* Exercise prompt:
Extract each line where the string "граждан" shows up.

Source data:
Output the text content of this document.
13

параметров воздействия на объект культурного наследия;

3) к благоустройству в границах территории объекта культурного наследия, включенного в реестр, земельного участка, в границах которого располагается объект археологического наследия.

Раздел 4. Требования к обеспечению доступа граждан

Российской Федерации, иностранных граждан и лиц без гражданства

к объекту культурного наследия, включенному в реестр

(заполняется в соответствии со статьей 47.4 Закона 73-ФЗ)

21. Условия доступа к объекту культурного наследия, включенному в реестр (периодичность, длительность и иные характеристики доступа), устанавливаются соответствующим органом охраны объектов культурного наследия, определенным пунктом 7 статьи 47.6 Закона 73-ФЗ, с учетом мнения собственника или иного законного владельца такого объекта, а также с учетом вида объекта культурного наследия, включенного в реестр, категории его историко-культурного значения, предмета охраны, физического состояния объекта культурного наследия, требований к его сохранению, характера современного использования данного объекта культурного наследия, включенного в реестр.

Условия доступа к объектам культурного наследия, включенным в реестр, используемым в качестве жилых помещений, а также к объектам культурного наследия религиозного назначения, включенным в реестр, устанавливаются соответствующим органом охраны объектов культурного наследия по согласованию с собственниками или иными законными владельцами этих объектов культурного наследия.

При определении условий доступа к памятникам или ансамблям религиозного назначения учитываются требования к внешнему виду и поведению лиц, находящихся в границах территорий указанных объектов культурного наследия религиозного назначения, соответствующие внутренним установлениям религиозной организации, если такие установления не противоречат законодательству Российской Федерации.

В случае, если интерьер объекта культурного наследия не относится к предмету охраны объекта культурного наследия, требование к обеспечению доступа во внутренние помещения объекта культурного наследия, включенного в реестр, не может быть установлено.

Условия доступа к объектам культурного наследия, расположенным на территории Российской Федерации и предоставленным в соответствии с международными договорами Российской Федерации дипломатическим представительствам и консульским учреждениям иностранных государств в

* Solution to this problem:
Раздел 4. Требования к обеспечению доступа граждан
Российской Федерации, иностранных граждан и лиц без гражданства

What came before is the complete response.